• Objective:
Every record here needs to be written out again exactly.

• Rows:
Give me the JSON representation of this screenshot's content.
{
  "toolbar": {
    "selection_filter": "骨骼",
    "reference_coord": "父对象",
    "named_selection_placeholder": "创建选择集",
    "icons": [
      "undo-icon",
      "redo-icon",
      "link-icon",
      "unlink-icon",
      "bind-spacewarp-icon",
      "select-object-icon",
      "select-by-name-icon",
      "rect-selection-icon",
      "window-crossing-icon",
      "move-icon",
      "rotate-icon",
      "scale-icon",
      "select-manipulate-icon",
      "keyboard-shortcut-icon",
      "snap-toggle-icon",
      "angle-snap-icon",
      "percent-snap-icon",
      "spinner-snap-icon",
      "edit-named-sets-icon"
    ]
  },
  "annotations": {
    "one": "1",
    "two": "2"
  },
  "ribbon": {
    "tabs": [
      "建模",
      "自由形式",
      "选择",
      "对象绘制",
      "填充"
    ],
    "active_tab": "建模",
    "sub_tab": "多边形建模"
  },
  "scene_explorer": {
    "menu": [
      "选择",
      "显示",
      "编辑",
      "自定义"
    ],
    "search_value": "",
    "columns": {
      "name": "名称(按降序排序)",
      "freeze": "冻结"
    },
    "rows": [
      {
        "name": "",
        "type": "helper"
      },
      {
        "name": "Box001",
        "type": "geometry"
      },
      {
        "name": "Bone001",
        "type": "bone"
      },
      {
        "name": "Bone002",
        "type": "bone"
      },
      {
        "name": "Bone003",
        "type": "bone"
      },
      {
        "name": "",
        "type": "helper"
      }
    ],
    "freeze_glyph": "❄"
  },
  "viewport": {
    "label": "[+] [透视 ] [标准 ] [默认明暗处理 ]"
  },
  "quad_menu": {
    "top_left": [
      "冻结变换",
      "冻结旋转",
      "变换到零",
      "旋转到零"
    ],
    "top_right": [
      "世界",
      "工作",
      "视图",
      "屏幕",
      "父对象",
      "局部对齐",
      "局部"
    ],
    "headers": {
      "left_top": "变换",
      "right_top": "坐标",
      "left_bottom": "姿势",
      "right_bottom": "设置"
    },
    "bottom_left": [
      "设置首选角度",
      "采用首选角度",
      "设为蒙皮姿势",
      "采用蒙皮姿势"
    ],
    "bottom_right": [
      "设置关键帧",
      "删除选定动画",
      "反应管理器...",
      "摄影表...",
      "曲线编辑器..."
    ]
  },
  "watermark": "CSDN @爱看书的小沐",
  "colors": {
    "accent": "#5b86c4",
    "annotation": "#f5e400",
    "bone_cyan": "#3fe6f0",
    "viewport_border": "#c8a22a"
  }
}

• In response:
Give me the JSON representation of this screenshot's content.
{
  "toolbar": {
    "selection_filter": "骨骼",
    "reference_coord": "父对象",
    "named_selection_placeholder": "创建选择集",
    "icons": [
      "undo-icon",
      "redo-icon",
      "link-icon",
      "unlink-icon",
      "bind-spacewarp-icon",
      "select-object-icon",
      "select-by-name-icon",
      "rect-selection-icon",
      "window-crossing-icon",
      "move-icon",
      "rotate-icon",
      "scale-icon",
      "select-manipulate-icon",
      "keyboard-shortcut-icon",
      "snap-toggle-icon",
      "angle-snap-icon",
      "percent-snap-icon",
      "spinner-snap-icon",
      "edit-named-sets-icon"
    ]
  },
  "annotations": {
    "one": "1",
    "two": "2"
  },
  "ribbon": {
    "tabs": [
      "建模",
      "自由形式",
      "选择",
      "对象绘制",
      "填充"
    ],
    "active_tab": "建模",
    "sub_tab": "多边形建模"
  },
  "scene_explorer": {
    "menu": [
      "选择",
      "显示",
      "编辑",
      "自定义"
    ],
    "search_value": "",
    "columns": {
      "name": "名称(按降序排序)",
      "freeze": "冻结"
    },
    "rows": [
      {
        "name": "",
        "type": "helper"
      },
      {
        "name": "Box001",
        "type": "geometry"
      },
      {
        "name": "Bone001",
        "type": "bone"
      },
      {
        "name": "Bone002",
        "type": "bone"
      },
      {
        "name": "Bone003",
        "type": "bone"
      },
      {
        "name": "",
        "type": "helper"
      }
    ],
    "freeze_glyph": "❄"
  },
  "viewport": {
    "label": "[+] [透视 ] [标准 ] [默认明暗处理 ]"
  },
  "quad_menu": {
    "top_left": [
      "冻结变换",
      "冻结旋转",
      "变换到零",
      "旋转到零"
    ],
    "top_right": [
      "世界",
      "工作",
      "视图",
      "屏幕",
      "父对象",
      "局部对齐",
      "局部"
    ],
    "headers": {
      "left_top": "变换",
      "right_top": "坐标",
      "left_bottom": "姿势",
      "right_bottom": "设置"
    },
    "bottom_left": [
      "设置首选角度",
      "采用首选角度",
      "设为蒙皮姿势",
      "采用蒙皮姿势"
    ],
    "bottom_right": [
      "设置关键帧",
      "删除选定动画",
      "反应管理器...",
      "摄影表...",
      "曲线编辑器..."
    ]
  },
  "watermark": "CSDN @爱看书的小沐",
  "colors": {
    "accent": "#5b86c4",
    "annotation": "#f5e400",
    "bone_cyan": "#3fe6f0",
    "viewport_border": "#c8a22a"
  }
}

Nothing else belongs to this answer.